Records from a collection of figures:
□ □ □ □ □ □ □
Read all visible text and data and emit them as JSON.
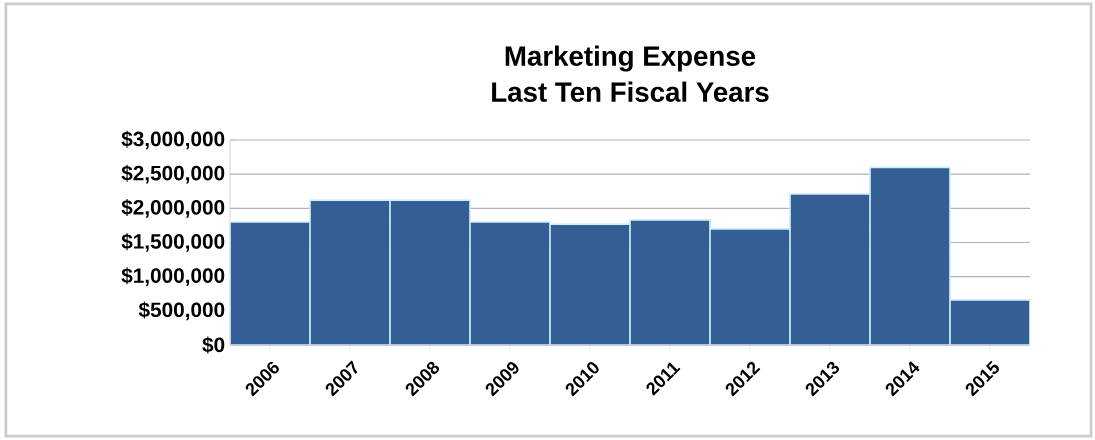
{
  "chart_data": {
    "type": "bar",
    "title": "Marketing Expense\nLast Ten Fiscal Years",
    "categories": [
      "2006",
      "2007",
      "2008",
      "2009",
      "2010",
      "2011",
      "2012",
      "2013",
      "2014",
      "2015"
    ],
    "values": [
      1800000,
      2120000,
      2120000,
      1800000,
      1770000,
      1830000,
      1700000,
      2210000,
      2600000,
      660000
    ],
    "color": "#355f94",
    "ylim": [
      0,
      3000000
    ],
    "yticks": [
      {
        "value": 0,
        "label": "$0"
      },
      {
        "value": 500000,
        "label": "$500,000"
      },
      {
        "value": 1000000,
        "label": "$1,000,000"
      },
      {
        "value": 1500000,
        "label": "$1,500,000"
      },
      {
        "value": 2000000,
        "label": "$2,000,000"
      },
      {
        "value": 2500000,
        "label": "$2,500,000"
      },
      {
        "value": 3000000,
        "label": "$3,000,000"
      }
    ],
    "grid": "y"
  }
}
□ □ □ □ □ □ □
Written problem: Except for the pictures, copy the material above exactly.

Written response:
Read all visible text and data and emit them as JSON.
{
  "chart_data": {
    "type": "bar",
    "title": "Marketing Expense\nLast Ten Fiscal Years",
    "categories": [
      "2006",
      "2007",
      "2008",
      "2009",
      "2010",
      "2011",
      "2012",
      "2013",
      "2014",
      "2015"
    ],
    "values": [
      1800000,
      2120000,
      2120000,
      1800000,
      1770000,
      1830000,
      1700000,
      2210000,
      2600000,
      660000
    ],
    "color": "#355f94",
    "ylim": [
      0,
      3000000
    ],
    "yticks": [
      {
        "value": 0,
        "label": "$0"
      },
      {
        "value": 500000,
        "label": "$500,000"
      },
      {
        "value": 1000000,
        "label": "$1,000,000"
      },
      {
        "value": 1500000,
        "label": "$1,500,000"
      },
      {
        "value": 2000000,
        "label": "$2,000,000"
      },
      {
        "value": 2500000,
        "label": "$2,500,000"
      },
      {
        "value": 3000000,
        "label": "$3,000,000"
      }
    ],
    "grid": "y"
  }
}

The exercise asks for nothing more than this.